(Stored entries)
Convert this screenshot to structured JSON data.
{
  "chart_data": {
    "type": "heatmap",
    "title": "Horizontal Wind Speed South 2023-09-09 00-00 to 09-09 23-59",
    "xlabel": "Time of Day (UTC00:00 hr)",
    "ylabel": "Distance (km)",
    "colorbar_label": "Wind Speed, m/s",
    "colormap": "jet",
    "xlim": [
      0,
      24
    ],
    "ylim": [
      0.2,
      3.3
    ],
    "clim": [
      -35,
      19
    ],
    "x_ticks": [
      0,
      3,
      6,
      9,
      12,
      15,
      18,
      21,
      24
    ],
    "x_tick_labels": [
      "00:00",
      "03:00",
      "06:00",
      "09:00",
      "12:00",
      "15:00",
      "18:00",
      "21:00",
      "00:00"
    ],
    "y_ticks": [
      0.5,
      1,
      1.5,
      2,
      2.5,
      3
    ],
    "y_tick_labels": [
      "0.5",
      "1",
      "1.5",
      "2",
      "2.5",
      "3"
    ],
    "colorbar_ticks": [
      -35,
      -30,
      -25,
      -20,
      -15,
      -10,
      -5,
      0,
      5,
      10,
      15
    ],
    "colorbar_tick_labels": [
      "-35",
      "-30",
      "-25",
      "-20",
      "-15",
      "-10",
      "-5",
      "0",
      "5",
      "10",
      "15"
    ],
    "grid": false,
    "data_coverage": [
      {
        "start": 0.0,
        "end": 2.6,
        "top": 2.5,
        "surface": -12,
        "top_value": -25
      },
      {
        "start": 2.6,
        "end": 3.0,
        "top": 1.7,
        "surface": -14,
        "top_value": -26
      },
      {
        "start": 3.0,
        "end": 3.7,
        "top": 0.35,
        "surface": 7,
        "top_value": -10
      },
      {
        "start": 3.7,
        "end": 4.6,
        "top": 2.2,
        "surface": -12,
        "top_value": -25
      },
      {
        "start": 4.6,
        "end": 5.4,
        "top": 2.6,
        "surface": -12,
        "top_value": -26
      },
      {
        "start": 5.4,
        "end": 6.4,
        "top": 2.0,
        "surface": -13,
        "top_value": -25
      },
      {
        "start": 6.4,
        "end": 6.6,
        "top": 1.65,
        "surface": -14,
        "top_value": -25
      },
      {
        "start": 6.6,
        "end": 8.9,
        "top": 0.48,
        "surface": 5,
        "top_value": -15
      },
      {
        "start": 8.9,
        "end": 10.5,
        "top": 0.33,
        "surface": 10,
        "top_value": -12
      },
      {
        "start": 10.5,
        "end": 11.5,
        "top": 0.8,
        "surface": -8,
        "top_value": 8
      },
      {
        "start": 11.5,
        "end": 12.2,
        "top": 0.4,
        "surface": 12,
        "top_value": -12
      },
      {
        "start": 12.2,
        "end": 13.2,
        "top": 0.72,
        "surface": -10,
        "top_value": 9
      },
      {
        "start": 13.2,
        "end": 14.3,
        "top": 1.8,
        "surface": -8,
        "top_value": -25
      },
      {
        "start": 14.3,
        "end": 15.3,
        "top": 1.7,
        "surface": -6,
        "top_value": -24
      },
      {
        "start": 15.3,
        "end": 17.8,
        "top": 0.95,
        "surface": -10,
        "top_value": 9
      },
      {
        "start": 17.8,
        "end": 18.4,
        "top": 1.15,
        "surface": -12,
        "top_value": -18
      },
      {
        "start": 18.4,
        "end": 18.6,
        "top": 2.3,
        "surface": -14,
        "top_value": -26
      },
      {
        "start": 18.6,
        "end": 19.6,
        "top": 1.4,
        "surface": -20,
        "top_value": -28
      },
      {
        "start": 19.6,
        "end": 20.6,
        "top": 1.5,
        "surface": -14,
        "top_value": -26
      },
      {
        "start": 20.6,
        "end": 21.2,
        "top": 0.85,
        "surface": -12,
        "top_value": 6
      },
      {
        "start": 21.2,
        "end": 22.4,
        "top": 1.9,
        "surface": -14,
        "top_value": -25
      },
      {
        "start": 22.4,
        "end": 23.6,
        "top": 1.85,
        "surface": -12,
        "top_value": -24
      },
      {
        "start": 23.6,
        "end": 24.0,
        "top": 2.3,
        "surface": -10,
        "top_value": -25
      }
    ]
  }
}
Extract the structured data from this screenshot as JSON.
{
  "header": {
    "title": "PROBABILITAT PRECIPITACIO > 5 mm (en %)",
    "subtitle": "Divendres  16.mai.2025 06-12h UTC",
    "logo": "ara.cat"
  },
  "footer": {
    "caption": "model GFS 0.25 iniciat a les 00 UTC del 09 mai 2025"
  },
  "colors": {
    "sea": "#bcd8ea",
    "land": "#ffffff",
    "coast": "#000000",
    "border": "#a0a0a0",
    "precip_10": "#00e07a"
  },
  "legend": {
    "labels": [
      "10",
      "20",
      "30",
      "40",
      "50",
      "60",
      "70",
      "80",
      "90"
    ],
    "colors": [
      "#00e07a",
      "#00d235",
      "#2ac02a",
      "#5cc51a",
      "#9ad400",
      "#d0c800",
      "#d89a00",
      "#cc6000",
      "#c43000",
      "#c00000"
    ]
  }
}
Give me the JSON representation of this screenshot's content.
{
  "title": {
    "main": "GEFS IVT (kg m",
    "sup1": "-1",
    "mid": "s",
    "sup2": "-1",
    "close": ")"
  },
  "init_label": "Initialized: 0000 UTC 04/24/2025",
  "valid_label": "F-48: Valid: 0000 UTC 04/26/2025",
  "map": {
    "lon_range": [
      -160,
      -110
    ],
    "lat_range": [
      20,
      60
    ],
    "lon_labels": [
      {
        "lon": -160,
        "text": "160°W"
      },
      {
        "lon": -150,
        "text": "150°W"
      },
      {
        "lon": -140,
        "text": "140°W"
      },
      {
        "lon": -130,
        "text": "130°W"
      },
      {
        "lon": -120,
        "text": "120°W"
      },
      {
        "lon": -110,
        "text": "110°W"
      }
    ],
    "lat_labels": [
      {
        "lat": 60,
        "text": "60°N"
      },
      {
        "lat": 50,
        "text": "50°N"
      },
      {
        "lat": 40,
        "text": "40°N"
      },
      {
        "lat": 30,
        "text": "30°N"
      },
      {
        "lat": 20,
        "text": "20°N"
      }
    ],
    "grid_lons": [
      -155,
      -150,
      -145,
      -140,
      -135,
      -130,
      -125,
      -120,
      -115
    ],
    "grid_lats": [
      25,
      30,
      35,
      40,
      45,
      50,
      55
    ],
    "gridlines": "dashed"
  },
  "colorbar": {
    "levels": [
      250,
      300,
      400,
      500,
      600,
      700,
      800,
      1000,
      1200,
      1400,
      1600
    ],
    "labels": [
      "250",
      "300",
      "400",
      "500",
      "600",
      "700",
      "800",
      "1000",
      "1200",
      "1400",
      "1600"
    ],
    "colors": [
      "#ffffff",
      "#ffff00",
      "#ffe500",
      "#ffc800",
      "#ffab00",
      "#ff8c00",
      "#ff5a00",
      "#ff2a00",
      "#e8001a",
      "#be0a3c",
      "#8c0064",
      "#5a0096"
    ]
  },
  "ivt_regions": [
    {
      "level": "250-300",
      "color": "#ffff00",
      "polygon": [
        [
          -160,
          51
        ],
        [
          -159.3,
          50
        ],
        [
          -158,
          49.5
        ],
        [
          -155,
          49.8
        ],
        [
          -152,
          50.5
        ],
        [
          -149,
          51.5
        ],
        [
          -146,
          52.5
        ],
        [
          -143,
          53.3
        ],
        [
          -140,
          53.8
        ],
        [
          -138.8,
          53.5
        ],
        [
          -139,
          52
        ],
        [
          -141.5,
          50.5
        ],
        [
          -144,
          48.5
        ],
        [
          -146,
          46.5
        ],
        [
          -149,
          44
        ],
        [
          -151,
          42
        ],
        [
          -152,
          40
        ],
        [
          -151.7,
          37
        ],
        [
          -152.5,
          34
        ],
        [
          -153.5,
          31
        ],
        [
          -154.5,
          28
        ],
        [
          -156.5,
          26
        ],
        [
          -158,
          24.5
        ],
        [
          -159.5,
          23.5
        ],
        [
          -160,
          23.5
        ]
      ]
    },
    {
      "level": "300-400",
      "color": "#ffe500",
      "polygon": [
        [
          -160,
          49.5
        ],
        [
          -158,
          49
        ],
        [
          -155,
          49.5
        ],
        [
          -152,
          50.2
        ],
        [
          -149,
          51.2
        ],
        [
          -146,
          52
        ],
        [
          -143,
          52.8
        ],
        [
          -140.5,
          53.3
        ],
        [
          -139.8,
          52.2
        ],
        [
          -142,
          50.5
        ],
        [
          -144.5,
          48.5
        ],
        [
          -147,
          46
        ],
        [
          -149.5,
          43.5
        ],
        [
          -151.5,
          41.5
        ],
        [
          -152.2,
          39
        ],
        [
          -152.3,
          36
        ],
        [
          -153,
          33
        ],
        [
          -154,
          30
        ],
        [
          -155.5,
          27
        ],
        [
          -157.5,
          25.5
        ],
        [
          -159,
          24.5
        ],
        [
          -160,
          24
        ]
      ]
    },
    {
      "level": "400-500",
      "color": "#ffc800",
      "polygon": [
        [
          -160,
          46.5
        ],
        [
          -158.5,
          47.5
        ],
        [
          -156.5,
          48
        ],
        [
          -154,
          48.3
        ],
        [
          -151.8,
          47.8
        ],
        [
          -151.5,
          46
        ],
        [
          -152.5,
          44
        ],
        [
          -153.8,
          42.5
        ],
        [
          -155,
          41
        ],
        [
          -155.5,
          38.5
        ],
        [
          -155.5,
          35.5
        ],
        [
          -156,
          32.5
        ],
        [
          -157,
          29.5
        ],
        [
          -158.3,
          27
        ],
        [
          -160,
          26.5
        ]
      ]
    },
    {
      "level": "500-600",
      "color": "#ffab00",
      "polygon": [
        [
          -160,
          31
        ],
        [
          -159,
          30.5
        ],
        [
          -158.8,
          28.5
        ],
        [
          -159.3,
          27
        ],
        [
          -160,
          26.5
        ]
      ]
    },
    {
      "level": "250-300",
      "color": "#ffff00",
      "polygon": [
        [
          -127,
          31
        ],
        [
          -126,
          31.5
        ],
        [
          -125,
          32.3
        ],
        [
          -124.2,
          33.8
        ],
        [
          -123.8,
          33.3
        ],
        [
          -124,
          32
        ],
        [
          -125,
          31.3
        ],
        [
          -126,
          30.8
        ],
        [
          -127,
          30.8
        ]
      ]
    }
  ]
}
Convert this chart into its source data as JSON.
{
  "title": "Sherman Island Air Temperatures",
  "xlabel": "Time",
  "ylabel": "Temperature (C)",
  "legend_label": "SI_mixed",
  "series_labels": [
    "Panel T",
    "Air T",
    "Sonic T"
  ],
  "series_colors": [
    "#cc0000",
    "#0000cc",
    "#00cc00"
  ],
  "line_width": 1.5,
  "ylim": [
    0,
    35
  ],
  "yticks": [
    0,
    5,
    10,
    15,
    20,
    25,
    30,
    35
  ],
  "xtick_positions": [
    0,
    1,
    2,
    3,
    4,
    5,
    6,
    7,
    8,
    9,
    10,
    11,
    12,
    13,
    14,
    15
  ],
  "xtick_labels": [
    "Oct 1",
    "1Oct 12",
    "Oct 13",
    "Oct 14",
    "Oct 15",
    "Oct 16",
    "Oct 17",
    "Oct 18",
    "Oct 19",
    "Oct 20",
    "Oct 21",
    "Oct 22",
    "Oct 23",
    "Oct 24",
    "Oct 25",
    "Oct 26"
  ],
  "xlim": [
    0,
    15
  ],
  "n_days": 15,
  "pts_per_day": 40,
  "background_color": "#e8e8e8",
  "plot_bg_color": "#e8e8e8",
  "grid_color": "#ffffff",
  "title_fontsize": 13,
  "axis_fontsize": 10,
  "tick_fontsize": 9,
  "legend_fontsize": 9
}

**What the task asks:** Return each line that includes "Convert".

**Output below:**
Convert this screenshot to structured JSON data.
Convert this chart into its source data as JSON.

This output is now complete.